--- TASK DATA ---

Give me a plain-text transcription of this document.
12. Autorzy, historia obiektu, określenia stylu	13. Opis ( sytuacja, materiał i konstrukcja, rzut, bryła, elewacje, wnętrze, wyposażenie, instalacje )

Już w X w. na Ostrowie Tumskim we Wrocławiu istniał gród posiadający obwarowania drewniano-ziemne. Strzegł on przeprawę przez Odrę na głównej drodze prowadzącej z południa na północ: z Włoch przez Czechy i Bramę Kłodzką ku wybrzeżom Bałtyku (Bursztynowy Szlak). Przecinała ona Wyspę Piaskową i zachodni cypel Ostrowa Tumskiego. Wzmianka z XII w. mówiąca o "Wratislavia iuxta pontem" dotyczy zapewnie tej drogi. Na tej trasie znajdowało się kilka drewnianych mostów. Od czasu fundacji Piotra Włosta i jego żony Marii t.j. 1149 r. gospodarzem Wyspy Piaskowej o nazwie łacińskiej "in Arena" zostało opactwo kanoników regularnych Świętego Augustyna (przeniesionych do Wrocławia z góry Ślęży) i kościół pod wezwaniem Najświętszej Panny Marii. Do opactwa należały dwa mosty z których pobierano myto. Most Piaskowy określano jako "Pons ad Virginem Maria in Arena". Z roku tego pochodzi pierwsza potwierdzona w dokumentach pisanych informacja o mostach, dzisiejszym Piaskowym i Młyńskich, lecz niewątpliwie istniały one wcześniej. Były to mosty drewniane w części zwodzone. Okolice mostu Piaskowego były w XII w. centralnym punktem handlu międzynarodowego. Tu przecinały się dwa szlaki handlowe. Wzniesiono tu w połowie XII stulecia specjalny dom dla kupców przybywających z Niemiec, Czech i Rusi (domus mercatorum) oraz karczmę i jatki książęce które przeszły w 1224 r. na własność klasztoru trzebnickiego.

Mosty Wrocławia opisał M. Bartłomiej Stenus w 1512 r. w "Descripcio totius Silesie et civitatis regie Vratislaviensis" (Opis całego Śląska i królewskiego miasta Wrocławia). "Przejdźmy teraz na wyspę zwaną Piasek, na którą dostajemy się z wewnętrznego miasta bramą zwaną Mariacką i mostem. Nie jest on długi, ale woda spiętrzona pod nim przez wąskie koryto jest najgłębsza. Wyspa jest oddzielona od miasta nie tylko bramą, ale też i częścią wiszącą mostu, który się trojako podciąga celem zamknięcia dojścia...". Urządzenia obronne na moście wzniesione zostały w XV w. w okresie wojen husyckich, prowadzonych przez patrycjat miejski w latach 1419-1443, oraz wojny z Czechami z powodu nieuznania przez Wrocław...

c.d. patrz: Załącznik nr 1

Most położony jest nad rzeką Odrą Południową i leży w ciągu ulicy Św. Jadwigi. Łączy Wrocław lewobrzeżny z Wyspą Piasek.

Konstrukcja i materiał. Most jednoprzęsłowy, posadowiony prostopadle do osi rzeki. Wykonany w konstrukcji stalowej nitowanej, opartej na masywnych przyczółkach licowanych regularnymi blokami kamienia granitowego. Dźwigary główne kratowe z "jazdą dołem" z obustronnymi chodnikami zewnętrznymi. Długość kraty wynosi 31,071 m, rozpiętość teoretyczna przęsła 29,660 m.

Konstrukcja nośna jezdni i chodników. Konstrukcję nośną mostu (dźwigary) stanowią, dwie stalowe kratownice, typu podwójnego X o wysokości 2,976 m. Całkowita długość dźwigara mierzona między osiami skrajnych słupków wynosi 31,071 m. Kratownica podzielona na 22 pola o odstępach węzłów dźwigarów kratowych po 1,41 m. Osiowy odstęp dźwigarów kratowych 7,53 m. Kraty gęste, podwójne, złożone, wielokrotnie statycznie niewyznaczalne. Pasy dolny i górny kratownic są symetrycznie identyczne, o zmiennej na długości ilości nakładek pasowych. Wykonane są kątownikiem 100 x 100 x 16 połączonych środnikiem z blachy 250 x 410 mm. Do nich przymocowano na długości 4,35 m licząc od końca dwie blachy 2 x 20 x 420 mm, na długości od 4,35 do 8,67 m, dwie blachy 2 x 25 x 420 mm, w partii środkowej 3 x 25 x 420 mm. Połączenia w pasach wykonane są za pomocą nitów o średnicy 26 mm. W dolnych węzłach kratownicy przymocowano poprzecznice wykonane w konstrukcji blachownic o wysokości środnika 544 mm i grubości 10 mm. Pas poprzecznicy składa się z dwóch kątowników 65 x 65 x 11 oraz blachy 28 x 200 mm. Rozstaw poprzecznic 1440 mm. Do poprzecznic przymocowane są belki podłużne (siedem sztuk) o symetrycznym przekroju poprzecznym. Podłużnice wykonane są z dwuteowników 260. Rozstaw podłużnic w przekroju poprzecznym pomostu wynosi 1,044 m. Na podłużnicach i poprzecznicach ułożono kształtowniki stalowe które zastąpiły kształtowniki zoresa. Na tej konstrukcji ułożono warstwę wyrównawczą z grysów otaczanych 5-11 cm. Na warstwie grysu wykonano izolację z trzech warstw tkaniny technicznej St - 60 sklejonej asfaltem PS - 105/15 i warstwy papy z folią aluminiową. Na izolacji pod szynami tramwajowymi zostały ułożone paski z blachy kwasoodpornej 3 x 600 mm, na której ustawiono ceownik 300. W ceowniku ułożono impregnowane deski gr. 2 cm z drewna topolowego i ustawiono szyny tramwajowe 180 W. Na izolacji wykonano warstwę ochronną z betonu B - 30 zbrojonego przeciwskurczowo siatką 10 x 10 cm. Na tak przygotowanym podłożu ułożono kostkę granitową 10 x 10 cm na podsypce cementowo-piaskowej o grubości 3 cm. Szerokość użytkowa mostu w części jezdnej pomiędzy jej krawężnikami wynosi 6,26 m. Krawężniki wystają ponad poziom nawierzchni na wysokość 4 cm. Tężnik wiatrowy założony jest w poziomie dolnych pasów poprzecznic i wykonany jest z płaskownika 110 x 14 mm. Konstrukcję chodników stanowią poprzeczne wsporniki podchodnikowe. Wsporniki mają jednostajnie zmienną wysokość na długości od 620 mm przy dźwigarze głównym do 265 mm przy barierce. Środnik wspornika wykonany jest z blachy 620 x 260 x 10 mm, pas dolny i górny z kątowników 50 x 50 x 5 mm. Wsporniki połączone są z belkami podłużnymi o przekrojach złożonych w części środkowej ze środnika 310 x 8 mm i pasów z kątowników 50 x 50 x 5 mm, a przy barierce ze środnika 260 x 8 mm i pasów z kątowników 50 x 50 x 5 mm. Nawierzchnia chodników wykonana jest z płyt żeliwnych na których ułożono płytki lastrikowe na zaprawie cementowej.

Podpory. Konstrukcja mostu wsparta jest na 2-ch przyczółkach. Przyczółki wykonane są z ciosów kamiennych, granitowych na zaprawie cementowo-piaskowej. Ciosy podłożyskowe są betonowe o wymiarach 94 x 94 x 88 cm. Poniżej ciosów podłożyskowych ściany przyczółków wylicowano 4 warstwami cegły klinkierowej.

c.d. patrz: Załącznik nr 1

---

Transcribe the whole listing exactly.

Give me a plain-text transcription of this document.
12. Autorzy, historia obiektu, określenia stylu	13. Opis ( sytuacja, materiał i konstrukcja, rzut, bryła, elewacje, wnętrze, wyposażenie, instalacje )

Już w X w. na Ostrowie Tumskim we Wrocławiu istniał gród posiadający obwarowania drewniano-ziemne. Strzegł on przeprawę przez Odrę na głównej drodze prowadzącej z południa na północ: z Włoch przez Czechy i Bramę Kłodzką ku wybrzeżom Bałtyku (Bursztynowy Szlak). Przecinała ona Wyspę Piaskową i zachodni cypel Ostrowa Tumskiego. Wzmianka z XII w. mówiąca o "Wratislavia iuxta pontem" dotyczy zapewnie tej drogi. Na tej trasie znajdowało się kilka drewnianych mostów. Od czasu fundacji Piotra Włosta i jego żony Marii t.j. 1149 r. gospodarzem Wyspy Piaskowej o nazwie łacińskiej "in Arena" zostało opactwo kanoników regularnych Świętego Augustyna (przeniesionych do Wrocławia z góry Ślęży) i kościół pod wezwaniem Najświętszej Panny Marii. Do opactwa należały dwa mosty z których pobierano myto. Most Piaskowy określano jako "Pons ad Virginem Maria in Arena". Z roku tego pochodzi pierwsza potwierdzona w dokumentach pisanych informacja o mostach, dzisiejszym Piaskowym i Młyńskich, lecz niewątpliwie istniały one wcześniej. Były to mosty drewniane w części zwodzone. Okolice mostu Piaskowego były w XII w. centralnym punktem handlu międzynarodowego. Tu przecinały się dwa szlaki handlowe. Wzniesiono tu w połowie XII stulecia specjalny dom dla kupców przybywających z Niemiec, Czech i Rusi (domus mercatorum) oraz karczmę i jatki książęce które przeszły w 1224 r. na własność klasztoru trzebnickiego.

Mosty Wrocławia opisał M. Bartłomiej Stenus w 1512 r. w "Descripcio totius Silesie et civitatis regie Vratislaviensis" (Opis całego Śląska i królewskiego miasta Wrocławia). "Przejdźmy teraz na wyspę zwaną Piasek, na którą dostajemy się z wewnętrznego miasta bramą zwaną Mariacką i mostem. Nie jest on długi, ale woda spiętrzona pod nim przez wąskie koryto jest najgłębsza. Wyspa jest oddzielona od miasta nie tylko bramą, ale też i częścią wiszącą mostu, który się trojako podciąga celem zamknięcia dojścia...". Urządzenia obronne na moście wzniesione zostały w XV w. w okresie wojen husyckich, prowadzonych przez patrycjat miejski w latach 1419-1443, oraz wojny z Czechami z powodu nieuznania przez Wrocław...

c.d. patrz: Załącznik nr 1

Most położony jest nad rzeką Odrą Południową i leży w ciągu ulicy Św. Jadwigi. Łączy Wrocław lewobrzeżny z Wyspą Piasek.

Konstrukcja i materiał. Most jednoprzęsłowy, posadowiony prostopadle do osi rzeki. Wykonany w konstrukcji stalowej nitowanej, opartej na masywnych przyczółkach licowanych regularnymi blokami kamienia granitowego. Dźwigary główne kratowe z "jazdą dołem" z obustronnymi chodnikami zewnętrznymi. Długość kraty wynosi 31,071 m, rozpiętość teoretyczna przęsła 29,660 m.

Konstrukcja nośna jezdni i chodników. Konstrukcję nośną mostu (dźwigary) stanowią, dwie stalowe kratownice, typu podwójnego X o wysokości 2,976 m. Całkowita długość dźwigara mierzona między osiami skrajnych słupków wynosi 31,071 m. Kratownica podzielona na 22 pola o odstępach węzłów dźwigarów kratowych po 1,41 m. Osiowy odstęp dźwigarów kratowych 7,53 m. Kraty gęste, podwójne, złożone, wielokrotnie statycznie niewyznaczalne. Pasy dolny i górny kratownic są symetrycznie identyczne, o zmiennej na długości ilości nakładek pasowych. Wykonane są kątownikiem 100 x 100 x 16 połączonych środnikiem z blachy 250 x 410 mm. Do nich przymocowano na długości 4,35 m licząc od końca dwie blachy 2 x 20 x 420 mm, na długości od 4,35 do 8,67 m, dwie blachy 2 x 25 x 420 mm, w partii środkowej 3 x 25 x 420 mm. Połączenia w pasach wykonane są za pomocą nitów o średnicy 26 mm. W dolnych węzłach kratownicy przymocowano poprzecznice wykonane w konstrukcji blachownic o wysokości środnika 544 mm i grubości 10 mm. Pas poprzecznicy składa się z dwóch kątowników 65 x 65 x 11 oraz blachy 28 x 200 mm. Rozstaw poprzecznic 1440 mm. Do poprzecznic przymocowane są belki podłużne (siedem sztuk) o symetrycznym przekroju poprzecznym. Podłużnice wykonane są z dwuteowników 260. Rozstaw podłużnic w przekroju poprzecznym pomostu wynosi 1,044 m. Na podłużnicach i poprzecznicach ułożono kształtowniki stalowe które zastąpiły kształtowniki zoresa. Na tej konstrukcji ułożono warstwę wyrównawczą z grysów otaczanych 5-11 cm. Na warstwie grysu wykonano izolację z trzech warstw tkaniny technicznej St - 60 sklejonej asfaltem PS - 105/15 i warstwy papy z folią aluminiową. Na izolacji pod szynami tramwajowymi zostały ułożone paski z blachy kwasoodpornej 3 x 600 mm, na której ustawiono ceownik 300. W ceowniku ułożono impregnowane deski gr. 2 cm z drewna topolowego i ustawiono szyny tramwajowe 180 W. Na izolacji wykonano warstwę ochronną z betonu B - 30 zbrojonego przeciwskurczowo siatką 10 x 10 cm. Na tak przygotowanym podłożu ułożono kostkę granitową 10 x 10 cm na podsypce cementowo-piaskowej o grubości 3 cm. Szerokość użytkowa mostu w części jezdnej pomiędzy jej krawężnikami wynosi 6,26 m. Krawężniki wystają ponad poziom nawierzchni na wysokość 4 cm. Tężnik wiatrowy założony jest w poziomie dolnych pasów poprzecznic i wykonany jest z płaskownika 110 x 14 mm. Konstrukcję chodników stanowią poprzeczne wsporniki podchodnikowe. Wsporniki mają jednostajnie zmienną wysokość na długości od 620 mm przy dźwigarze głównym do 265 mm przy barierce. Środnik wspornika wykonany jest z blachy 620 x 260 x 10 mm, pas dolny i górny z kątowników 50 x 50 x 5 mm. Wsporniki połączone są z belkami podłużnymi o przekrojach złożonych w części środkowej ze środnika 310 x 8 mm i pasów z kątowników 50 x 50 x 5 mm, a przy barierce ze środnika 260 x 8 mm i pasów z kątowników 50 x 50 x 5 mm. Nawierzchnia chodników wykonana jest z płyt żeliwnych na których ułożono płytki lastrikowe na zaprawie cementowej.

Podpory. Konstrukcja mostu wsparta jest na 2-ch przyczółkach. Przyczółki wykonane są z ciosów kamiennych, granitowych na zaprawie cementowo-piaskowej. Ciosy podłożyskowe są betonowe o wymiarach 94 x 94 x 88 cm. Poniżej ciosów podłożyskowych ściany przyczółków wylicowano 4 warstwami cegły klinkierowej.

c.d. patrz: Załącznik nr 1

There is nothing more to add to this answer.